→ **DATA ROWS**
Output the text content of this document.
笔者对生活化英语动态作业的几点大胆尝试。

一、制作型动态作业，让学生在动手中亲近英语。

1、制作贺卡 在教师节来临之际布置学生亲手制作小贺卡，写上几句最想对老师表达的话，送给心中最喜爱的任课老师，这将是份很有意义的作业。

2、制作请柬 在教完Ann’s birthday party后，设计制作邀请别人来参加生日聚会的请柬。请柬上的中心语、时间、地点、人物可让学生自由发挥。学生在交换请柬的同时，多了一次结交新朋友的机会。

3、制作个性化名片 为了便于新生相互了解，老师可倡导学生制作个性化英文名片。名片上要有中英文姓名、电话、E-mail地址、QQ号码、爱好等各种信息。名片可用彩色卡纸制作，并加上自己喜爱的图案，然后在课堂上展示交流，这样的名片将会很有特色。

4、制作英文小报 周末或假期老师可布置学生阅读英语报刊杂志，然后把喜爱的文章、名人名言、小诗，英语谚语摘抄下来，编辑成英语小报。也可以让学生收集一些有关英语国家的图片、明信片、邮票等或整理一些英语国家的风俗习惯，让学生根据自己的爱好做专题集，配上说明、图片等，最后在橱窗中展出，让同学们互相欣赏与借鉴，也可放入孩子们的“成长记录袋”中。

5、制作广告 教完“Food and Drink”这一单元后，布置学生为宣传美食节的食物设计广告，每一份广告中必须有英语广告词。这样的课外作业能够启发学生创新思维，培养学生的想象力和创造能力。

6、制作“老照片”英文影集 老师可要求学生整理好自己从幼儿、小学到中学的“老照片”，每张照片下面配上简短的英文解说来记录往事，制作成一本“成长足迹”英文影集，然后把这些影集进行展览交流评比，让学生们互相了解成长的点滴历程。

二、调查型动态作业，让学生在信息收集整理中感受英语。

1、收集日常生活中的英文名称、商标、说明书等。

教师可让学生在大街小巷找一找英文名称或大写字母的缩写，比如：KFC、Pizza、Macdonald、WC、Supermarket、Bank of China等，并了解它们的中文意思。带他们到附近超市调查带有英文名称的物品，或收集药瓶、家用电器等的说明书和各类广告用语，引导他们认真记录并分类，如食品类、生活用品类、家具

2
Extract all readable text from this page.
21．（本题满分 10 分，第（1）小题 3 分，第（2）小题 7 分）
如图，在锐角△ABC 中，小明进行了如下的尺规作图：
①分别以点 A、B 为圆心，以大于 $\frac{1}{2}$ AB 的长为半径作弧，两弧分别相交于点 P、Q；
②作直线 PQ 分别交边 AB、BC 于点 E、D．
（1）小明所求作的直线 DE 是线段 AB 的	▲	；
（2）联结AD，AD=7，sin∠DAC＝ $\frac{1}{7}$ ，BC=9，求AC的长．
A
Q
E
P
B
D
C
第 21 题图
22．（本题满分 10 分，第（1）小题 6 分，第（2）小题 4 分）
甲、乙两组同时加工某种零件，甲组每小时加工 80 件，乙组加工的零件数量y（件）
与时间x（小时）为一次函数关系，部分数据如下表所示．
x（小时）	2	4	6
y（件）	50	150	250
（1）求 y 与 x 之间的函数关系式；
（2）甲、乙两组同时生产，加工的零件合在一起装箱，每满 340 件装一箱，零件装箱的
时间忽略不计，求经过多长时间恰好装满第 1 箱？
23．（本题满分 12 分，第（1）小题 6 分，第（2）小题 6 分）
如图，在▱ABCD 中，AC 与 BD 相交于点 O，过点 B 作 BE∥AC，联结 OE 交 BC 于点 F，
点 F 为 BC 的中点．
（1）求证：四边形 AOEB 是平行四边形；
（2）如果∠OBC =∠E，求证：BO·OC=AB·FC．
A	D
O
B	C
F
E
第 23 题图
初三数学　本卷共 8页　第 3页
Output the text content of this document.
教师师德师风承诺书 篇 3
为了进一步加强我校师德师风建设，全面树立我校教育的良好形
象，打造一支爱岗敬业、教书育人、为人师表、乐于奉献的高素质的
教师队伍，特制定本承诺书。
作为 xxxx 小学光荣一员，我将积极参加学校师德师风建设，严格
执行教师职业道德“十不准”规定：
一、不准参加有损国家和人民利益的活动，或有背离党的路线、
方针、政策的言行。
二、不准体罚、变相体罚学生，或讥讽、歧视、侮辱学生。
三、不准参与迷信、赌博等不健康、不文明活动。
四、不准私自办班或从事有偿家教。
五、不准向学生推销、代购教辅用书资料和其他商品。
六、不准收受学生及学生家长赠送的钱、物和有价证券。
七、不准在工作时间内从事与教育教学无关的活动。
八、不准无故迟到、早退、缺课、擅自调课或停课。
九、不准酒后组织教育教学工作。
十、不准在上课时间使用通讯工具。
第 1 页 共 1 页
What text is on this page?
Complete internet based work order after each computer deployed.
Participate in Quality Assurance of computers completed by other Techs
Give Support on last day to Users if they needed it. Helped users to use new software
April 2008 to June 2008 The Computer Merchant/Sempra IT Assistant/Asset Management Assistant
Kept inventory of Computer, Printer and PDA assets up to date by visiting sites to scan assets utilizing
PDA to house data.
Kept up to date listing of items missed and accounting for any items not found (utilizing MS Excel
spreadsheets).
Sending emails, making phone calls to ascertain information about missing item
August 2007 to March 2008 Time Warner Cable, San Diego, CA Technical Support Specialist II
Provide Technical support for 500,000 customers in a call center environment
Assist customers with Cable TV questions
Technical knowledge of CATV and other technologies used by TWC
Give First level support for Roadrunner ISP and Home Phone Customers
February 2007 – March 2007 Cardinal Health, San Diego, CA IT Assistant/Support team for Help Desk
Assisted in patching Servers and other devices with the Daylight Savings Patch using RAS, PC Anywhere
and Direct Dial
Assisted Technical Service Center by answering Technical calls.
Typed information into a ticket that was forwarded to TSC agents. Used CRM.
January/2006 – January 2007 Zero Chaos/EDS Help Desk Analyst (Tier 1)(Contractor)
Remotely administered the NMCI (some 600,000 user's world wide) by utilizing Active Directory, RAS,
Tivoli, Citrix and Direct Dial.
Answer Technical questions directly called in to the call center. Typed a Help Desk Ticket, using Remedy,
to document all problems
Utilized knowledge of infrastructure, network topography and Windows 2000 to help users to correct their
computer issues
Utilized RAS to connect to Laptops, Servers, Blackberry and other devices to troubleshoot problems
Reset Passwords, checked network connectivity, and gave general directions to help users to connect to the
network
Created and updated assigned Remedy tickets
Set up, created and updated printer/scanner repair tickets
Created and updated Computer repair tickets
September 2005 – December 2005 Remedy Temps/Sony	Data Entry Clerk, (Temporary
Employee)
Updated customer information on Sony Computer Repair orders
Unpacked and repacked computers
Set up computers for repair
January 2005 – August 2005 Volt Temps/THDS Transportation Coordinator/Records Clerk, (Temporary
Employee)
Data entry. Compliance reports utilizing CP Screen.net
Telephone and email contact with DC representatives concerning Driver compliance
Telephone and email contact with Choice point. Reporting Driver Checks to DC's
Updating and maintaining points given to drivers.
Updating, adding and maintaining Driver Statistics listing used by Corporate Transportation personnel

→ **AIM OF THE EXERCISE**
Exactly reproduce the material above.

→ **RESULT**
Output the text content of this document.
笔者对生活化英语动态作业的几点大胆尝试。

一、制作型动态作业，让学生在动手中亲近英语。

1、制作贺卡 在教师节来临之际布置学生亲手制作小贺卡，写上几句最想对老师表达的话，送给心中最喜爱的任课老师，这将是份很有意义的作业。

2、制作请柬 在教完Ann’s birthday party后，设计制作邀请别人来参加生日聚会的请柬。请柬上的中心语、时间、地点、人物可让学生自由发挥。学生在交换请柬的同时，多了一次结交新朋友的机会。

3、制作个性化名片 为了便于新生相互了解，老师可倡导学生制作个性化英文名片。名片上要有中英文姓名、电话、E-mail地址、QQ号码、爱好等各种信息。名片可用彩色卡纸制作，并加上自己喜爱的图案，然后在课堂上展示交流，这样的名片将会很有特色。

4、制作英文小报 周末或假期老师可布置学生阅读英语报刊杂志，然后把喜爱的文章、名人名言、小诗，英语谚语摘抄下来，编辑成英语小报。也可以让学生收集一些有关英语国家的图片、明信片、邮票等或整理一些英语国家的风俗习惯，让学生根据自己的爱好做专题集，配上说明、图片等，最后在橱窗中展出，让同学们互相欣赏与借鉴，也可放入孩子们的“成长记录袋”中。

5、制作广告 教完“Food and Drink”这一单元后，布置学生为宣传美食节的食物设计广告，每一份广告中必须有英语广告词。这样的课外作业能够启发学生创新思维，培养学生的想象力和创造能力。

6、制作“老照片”英文影集 老师可要求学生整理好自己从幼儿、小学到中学的“老照片”，每张照片下面配上简短的英文解说来记录往事，制作成一本“成长足迹”英文影集，然后把这些影集进行展览交流评比，让学生们互相了解成长的点滴历程。

二、调查型动态作业，让学生在信息收集整理中感受英语。

1、收集日常生活中的英文名称、商标、说明书等。

教师可让学生在大街小巷找一找英文名称或大写字母的缩写，比如：KFC、Pizza、Macdonald、WC、Supermarket、Bank of China等，并了解它们的中文意思。带他们到附近超市调查带有英文名称的物品，或收集药瓶、家用电器等的说明书和各类广告用语，引导他们认真记录并分类，如食品类、生活用品类、家具

2
Extract all readable text from this page.
21．（本题满分 10 分，第（1）小题 3 分，第（2）小题 7 分）
如图，在锐角△ABC 中，小明进行了如下的尺规作图：
①分别以点 A、B 为圆心，以大于 $\frac{1}{2}$ AB 的长为半径作弧，两弧分别相交于点 P、Q；
②作直线 PQ 分别交边 AB、BC 于点 E、D．
（1）小明所求作的直线 DE 是线段 AB 的	▲	；
（2）联结AD，AD=7，sin∠DAC＝ $\frac{1}{7}$ ，BC=9，求AC的长．
A
Q
E
P
B
D
C
第 21 题图
22．（本题满分 10 分，第（1）小题 6 分，第（2）小题 4 分）
甲、乙两组同时加工某种零件，甲组每小时加工 80 件，乙组加工的零件数量y（件）
与时间x（小时）为一次函数关系，部分数据如下表所示．
x（小时）	2	4	6
y（件）	50	150	250
（1）求 y 与 x 之间的函数关系式；
（2）甲、乙两组同时生产，加工的零件合在一起装箱，每满 340 件装一箱，零件装箱的
时间忽略不计，求经过多长时间恰好装满第 1 箱？
23．（本题满分 12 分，第（1）小题 6 分，第（2）小题 6 分）
如图，在▱ABCD 中，AC 与 BD 相交于点 O，过点 B 作 BE∥AC，联结 OE 交 BC 于点 F，
点 F 为 BC 的中点．
（1）求证：四边形 AOEB 是平行四边形；
（2）如果∠OBC =∠E，求证：BO·OC=AB·FC．
A	D
O
B	C
F
E
第 23 题图
初三数学　本卷共 8页　第 3页
Output the text content of this document.
教师师德师风承诺书 篇 3
为了进一步加强我校师德师风建设，全面树立我校教育的良好形
象，打造一支爱岗敬业、教书育人、为人师表、乐于奉献的高素质的
教师队伍，特制定本承诺书。
作为 xxxx 小学光荣一员，我将积极参加学校师德师风建设，严格
执行教师职业道德“十不准”规定：
一、不准参加有损国家和人民利益的活动，或有背离党的路线、
方针、政策的言行。
二、不准体罚、变相体罚学生，或讥讽、歧视、侮辱学生。
三、不准参与迷信、赌博等不健康、不文明活动。
四、不准私自办班或从事有偿家教。
五、不准向学生推销、代购教辅用书资料和其他商品。
六、不准收受学生及学生家长赠送的钱、物和有价证券。
七、不准在工作时间内从事与教育教学无关的活动。
八、不准无故迟到、早退、缺课、擅自调课或停课。
九、不准酒后组织教育教学工作。
十、不准在上课时间使用通讯工具。
第 1 页 共 1 页
What text is on this page?
Complete internet based work order after each computer deployed.
Participate in Quality Assurance of computers completed by other Techs
Give Support on last day to Users if they needed it. Helped users to use new software
April 2008 to June 2008 The Computer Merchant/Sempra IT Assistant/Asset Management Assistant
Kept inventory of Computer, Printer and PDA assets up to date by visiting sites to scan assets utilizing
PDA to house data.
Kept up to date listing of items missed and accounting for any items not found (utilizing MS Excel
spreadsheets).
Sending emails, making phone calls to ascertain information about missing item
August 2007 to March 2008 Time Warner Cable, San Diego, CA Technical Support Specialist II
Provide Technical support for 500,000 customers in a call center environment
Assist customers with Cable TV questions
Technical knowledge of CATV and other technologies used by TWC
Give First level support for Roadrunner ISP and Home Phone Customers
February 2007 – March 2007 Cardinal Health, San Diego, CA IT Assistant/Support team for Help Desk
Assisted in patching Servers and other devices with the Daylight Savings Patch using RAS, PC Anywhere
and Direct Dial
Assisted Technical Service Center by answering Technical calls.
Typed information into a ticket that was forwarded to TSC agents. Used CRM.
January/2006 – January 2007 Zero Chaos/EDS Help Desk Analyst (Tier 1)(Contractor)
Remotely administered the NMCI (some 600,000 user's world wide) by utilizing Active Directory, RAS,
Tivoli, Citrix and Direct Dial.
Answer Technical questions directly called in to the call center. Typed a Help Desk Ticket, using Remedy,
to document all problems
Utilized knowledge of infrastructure, network topography and Windows 2000 to help users to correct their
computer issues
Utilized RAS to connect to Laptops, Servers, Blackberry and other devices to troubleshoot problems
Reset Passwords, checked network connectivity, and gave general directions to help users to connect to the
network
Created and updated assigned Remedy tickets
Set up, created and updated printer/scanner repair tickets
Created and updated Computer repair tickets
September 2005 – December 2005 Remedy Temps/Sony	Data Entry Clerk, (Temporary
Employee)
Updated customer information on Sony Computer Repair orders
Unpacked and repacked computers
Set up computers for repair
January 2005 – August 2005 Volt Temps/THDS Transportation Coordinator/Records Clerk, (Temporary
Employee)
Data entry. Compliance reports utilizing CP Screen.net
Telephone and email contact with DC representatives concerning Driver compliance
Telephone and email contact with Choice point. Reporting Driver Checks to DC's
Updating and maintaining points given to drivers.
Updating, adding and maintaining Driver Statistics listing used by Corporate Transportation personnel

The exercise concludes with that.